-- START OF DATA SHOWN --
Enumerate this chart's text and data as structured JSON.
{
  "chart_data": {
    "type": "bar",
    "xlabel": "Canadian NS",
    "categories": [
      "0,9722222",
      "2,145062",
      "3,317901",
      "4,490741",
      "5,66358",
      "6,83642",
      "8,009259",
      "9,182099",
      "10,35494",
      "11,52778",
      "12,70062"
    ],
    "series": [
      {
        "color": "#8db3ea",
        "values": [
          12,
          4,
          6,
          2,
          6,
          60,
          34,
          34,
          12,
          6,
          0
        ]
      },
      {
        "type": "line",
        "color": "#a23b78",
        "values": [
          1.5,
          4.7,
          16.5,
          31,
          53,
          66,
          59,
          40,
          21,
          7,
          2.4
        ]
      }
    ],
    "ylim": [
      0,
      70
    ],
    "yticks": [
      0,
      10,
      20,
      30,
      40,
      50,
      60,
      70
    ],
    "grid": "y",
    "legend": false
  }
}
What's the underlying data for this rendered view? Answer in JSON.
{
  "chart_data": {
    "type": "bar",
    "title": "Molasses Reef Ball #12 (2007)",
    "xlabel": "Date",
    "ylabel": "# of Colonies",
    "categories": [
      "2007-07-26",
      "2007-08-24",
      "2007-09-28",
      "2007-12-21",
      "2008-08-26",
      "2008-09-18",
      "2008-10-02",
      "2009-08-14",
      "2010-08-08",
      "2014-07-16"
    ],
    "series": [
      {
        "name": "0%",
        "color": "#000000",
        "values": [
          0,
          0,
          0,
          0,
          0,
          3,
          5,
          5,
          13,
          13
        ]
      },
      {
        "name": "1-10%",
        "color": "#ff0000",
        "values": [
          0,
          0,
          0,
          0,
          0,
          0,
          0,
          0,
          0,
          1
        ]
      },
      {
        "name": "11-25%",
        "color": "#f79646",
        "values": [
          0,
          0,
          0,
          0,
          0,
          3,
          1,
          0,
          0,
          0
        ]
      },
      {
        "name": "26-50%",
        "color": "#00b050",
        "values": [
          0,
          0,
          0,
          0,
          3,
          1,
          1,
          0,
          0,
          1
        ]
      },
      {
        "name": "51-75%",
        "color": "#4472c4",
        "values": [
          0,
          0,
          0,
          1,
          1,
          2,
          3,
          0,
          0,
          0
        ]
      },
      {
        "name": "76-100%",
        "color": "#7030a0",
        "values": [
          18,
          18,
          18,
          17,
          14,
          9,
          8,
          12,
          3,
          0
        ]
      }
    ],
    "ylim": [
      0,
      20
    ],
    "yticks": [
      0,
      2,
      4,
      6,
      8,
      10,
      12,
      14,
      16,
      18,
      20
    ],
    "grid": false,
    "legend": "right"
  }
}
-- END OF DATA SHOWN --
-- START OF DATA SHOWN --
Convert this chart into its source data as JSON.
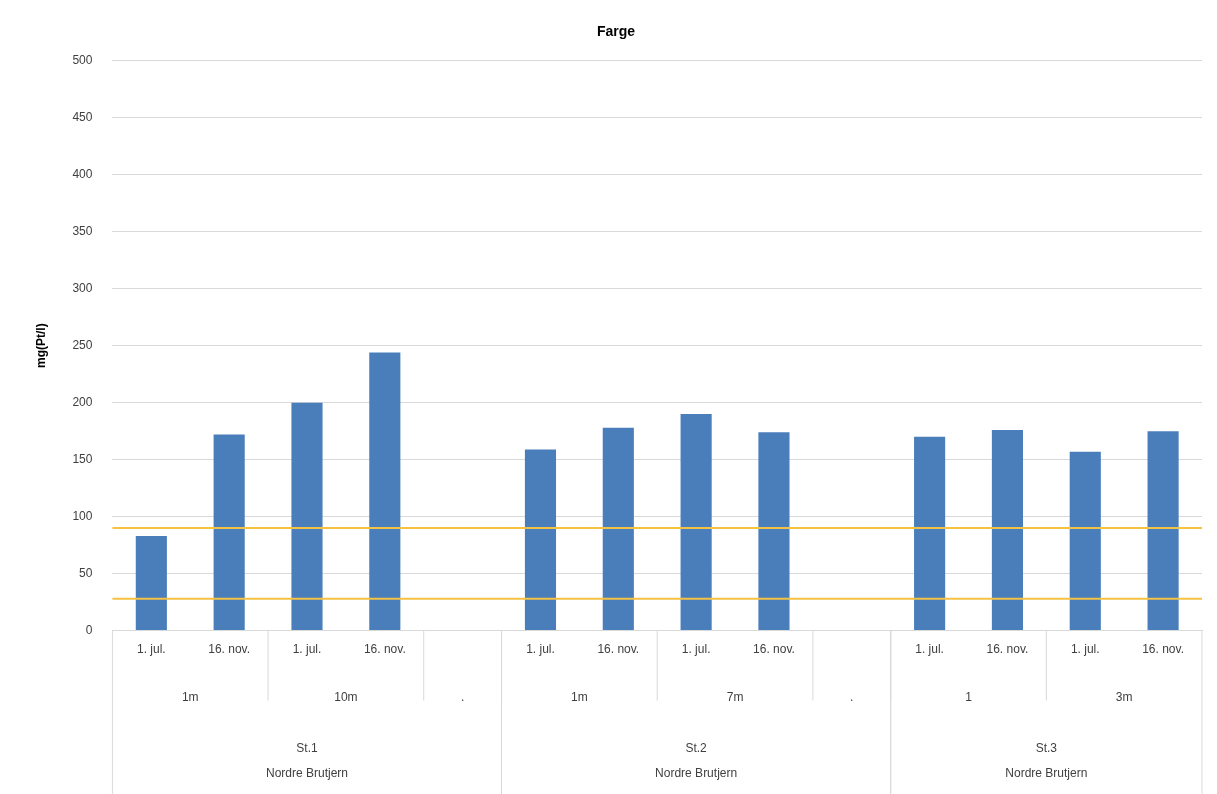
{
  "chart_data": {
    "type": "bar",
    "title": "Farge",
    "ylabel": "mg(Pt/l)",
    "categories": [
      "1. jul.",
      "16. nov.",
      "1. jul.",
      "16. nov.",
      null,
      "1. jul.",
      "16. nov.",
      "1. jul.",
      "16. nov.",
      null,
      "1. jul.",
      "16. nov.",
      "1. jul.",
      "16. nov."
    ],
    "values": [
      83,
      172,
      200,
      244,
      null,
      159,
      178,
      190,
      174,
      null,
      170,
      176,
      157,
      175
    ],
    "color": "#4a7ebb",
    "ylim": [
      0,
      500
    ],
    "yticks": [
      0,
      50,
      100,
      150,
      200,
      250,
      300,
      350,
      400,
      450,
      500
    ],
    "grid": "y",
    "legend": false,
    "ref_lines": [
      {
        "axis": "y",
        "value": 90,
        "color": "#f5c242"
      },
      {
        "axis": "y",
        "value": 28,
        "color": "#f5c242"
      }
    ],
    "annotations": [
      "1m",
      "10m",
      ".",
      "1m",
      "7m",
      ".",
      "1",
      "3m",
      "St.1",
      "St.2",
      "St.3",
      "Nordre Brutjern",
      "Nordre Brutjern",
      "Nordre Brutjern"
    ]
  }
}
-- END OF DATA SHOWN --
-- START OF DATA SHOWN --
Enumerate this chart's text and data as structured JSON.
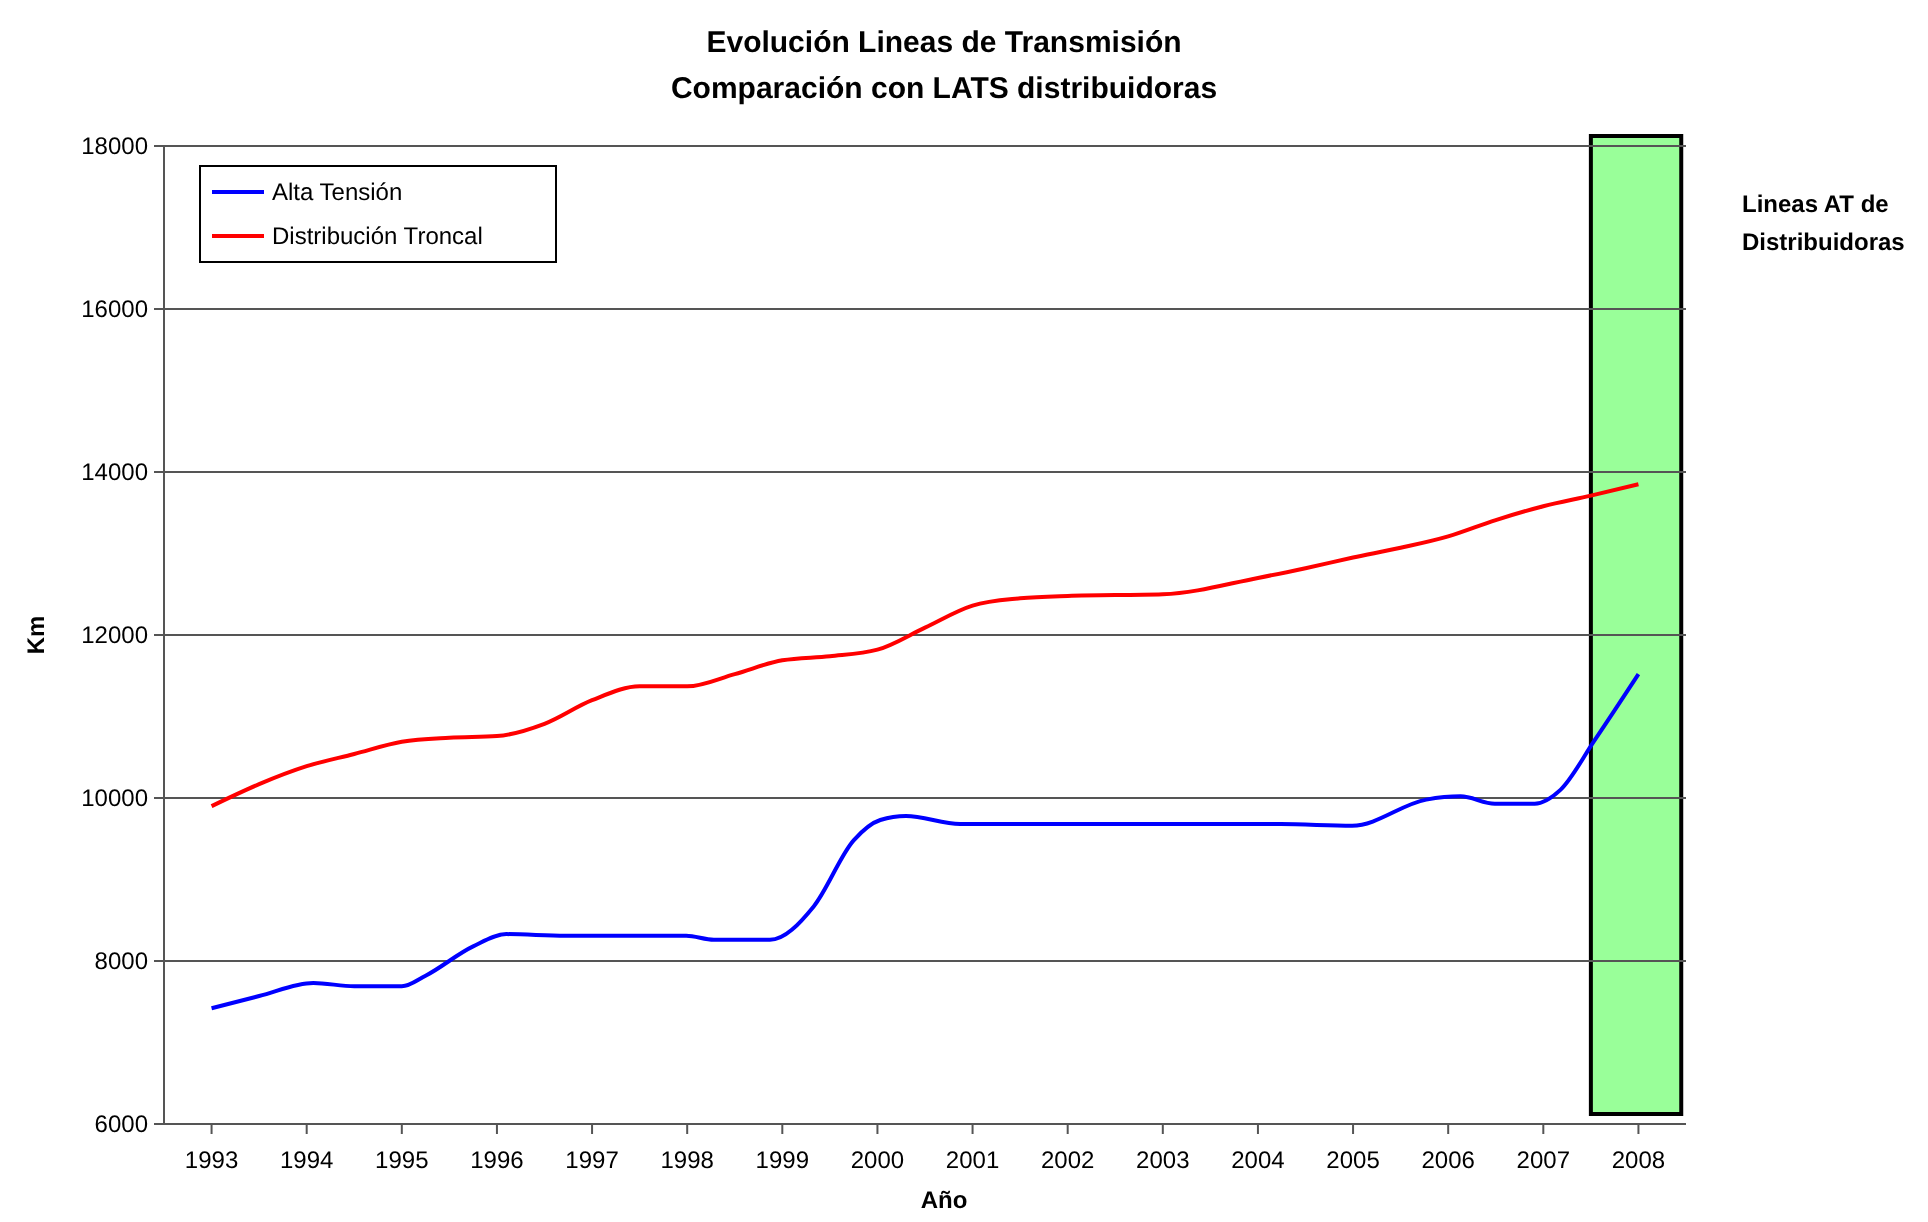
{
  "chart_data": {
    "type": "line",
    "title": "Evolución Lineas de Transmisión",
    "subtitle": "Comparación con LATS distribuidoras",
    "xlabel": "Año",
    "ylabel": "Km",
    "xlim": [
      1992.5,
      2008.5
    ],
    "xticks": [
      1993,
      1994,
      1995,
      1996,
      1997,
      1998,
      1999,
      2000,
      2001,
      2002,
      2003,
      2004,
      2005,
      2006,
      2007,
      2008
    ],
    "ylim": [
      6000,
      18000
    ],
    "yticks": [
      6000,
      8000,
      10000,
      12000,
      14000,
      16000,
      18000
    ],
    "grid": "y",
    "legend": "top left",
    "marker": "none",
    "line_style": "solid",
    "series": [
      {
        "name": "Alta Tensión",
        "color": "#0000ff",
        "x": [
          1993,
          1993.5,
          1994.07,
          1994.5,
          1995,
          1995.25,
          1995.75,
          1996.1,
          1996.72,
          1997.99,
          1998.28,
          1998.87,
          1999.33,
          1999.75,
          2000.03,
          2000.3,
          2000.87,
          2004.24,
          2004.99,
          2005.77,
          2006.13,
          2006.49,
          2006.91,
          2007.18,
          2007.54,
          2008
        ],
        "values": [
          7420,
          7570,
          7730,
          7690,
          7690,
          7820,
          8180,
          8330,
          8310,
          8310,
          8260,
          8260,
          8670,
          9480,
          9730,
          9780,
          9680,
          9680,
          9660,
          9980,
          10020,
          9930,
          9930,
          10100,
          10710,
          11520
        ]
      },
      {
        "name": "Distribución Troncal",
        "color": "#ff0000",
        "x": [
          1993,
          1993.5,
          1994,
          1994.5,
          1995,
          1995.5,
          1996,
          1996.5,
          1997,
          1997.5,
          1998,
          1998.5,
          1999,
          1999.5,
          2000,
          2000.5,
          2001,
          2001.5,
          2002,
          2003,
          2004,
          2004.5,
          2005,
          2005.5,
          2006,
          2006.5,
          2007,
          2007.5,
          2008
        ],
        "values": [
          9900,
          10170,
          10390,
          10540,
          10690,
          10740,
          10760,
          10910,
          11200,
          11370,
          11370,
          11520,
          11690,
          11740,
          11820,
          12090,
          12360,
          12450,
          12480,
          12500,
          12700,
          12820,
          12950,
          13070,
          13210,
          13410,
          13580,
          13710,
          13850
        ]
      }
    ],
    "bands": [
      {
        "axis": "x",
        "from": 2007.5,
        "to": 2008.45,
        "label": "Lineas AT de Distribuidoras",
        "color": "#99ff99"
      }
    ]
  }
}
-- END OF DATA SHOWN --
WRITTEN REQUEST:
Among the entries, how many lines contain the string "Lineas"? Give the number without anything else.

SOLUTION FOR THIS TASK:
2